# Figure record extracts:
•••••

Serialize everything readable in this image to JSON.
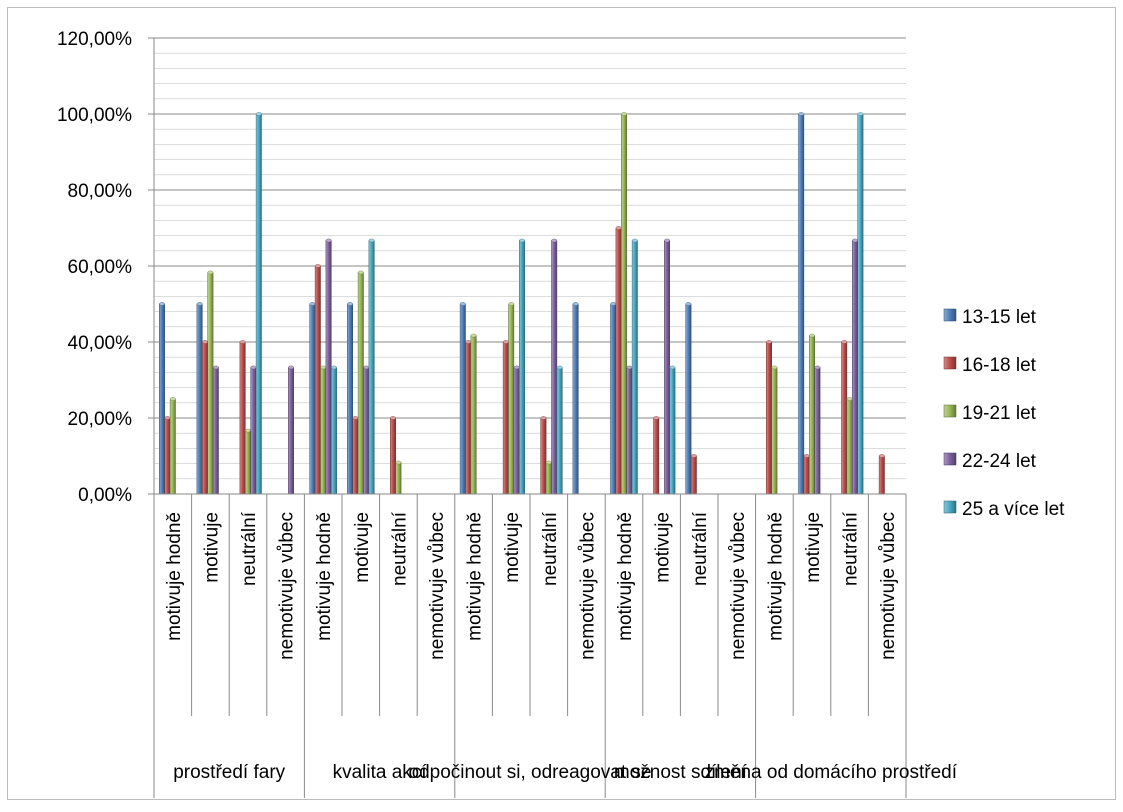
{
  "chart_data": {
    "type": "bar",
    "title": "",
    "xlabel": "",
    "ylabel": "",
    "ylim": [
      0,
      1.2
    ],
    "y_tick_labels": [
      "0,00%",
      "20,00%",
      "40,00%",
      "60,00%",
      "80,00%",
      "100,00%",
      "120,00%"
    ],
    "grid": true,
    "legend_position": "right",
    "group_labels": [
      "prostředí fary",
      "kvalita akcí",
      "odpočinout si, odreagovat se",
      "možnost sdílení",
      "změna od domácího prostředí"
    ],
    "categories": [
      "motivuje hodně",
      "motivuje",
      "neutrální",
      "nemotivuje vůbec",
      "motivuje hodně",
      "motivuje",
      "neutrální",
      "nemotivuje vůbec",
      "motivuje hodně",
      "motivuje",
      "neutrální",
      "nemotivuje vůbec",
      "motivuje hodně",
      "motivuje",
      "neutrální",
      "nemotivuje vůbec",
      "motivuje hodně",
      "motivuje",
      "neutrální",
      "nemotivuje vůbec"
    ],
    "series": [
      {
        "name": "13-15 let",
        "color": "#4F81BD",
        "values": [
          0.5,
          0.5,
          0,
          0,
          0.5,
          0.5,
          0,
          0,
          0.5,
          0,
          0,
          0.5,
          0.5,
          0,
          0.5,
          0,
          0,
          1.0,
          0,
          0
        ]
      },
      {
        "name": "16-18 let",
        "color": "#C0504D",
        "values": [
          0.2,
          0.4,
          0.4,
          0,
          0.6,
          0.2,
          0.2,
          0,
          0.4,
          0.4,
          0.2,
          0,
          0.7,
          0.2,
          0.1,
          0,
          0.4,
          0.1,
          0.4,
          0.1
        ]
      },
      {
        "name": "19-21 let",
        "color": "#9BBB59",
        "values": [
          0.25,
          0.583,
          0.167,
          0,
          0.333,
          0.583,
          0.083,
          0,
          0.417,
          0.5,
          0.083,
          0,
          1.0,
          0,
          0,
          0,
          0.333,
          0.417,
          0.25,
          0
        ]
      },
      {
        "name": "22-24 let",
        "color": "#8064A2",
        "values": [
          0,
          0.333,
          0.333,
          0.333,
          0.667,
          0.333,
          0,
          0,
          0,
          0.333,
          0.667,
          0,
          0.333,
          0.667,
          0,
          0,
          0,
          0.333,
          0.667,
          0
        ]
      },
      {
        "name": "25 a více let",
        "color": "#4BACC6",
        "values": [
          0,
          0,
          1.0,
          0,
          0.333,
          0.667,
          0,
          0,
          0,
          0.667,
          0.333,
          0,
          0.667,
          0.333,
          0,
          0,
          0,
          0,
          1.0,
          0
        ]
      }
    ]
  }
}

•••••

# WHAT YOU ARE ASKED TO DO:
Copy out every line in the entries above that holds "color".

# SOLUTION:
        "color": "#4F81BD",
        "color": "#C0504D",
        "color": "#9BBB59",
        "color": "#8064A2",
        "color": "#4BACC6",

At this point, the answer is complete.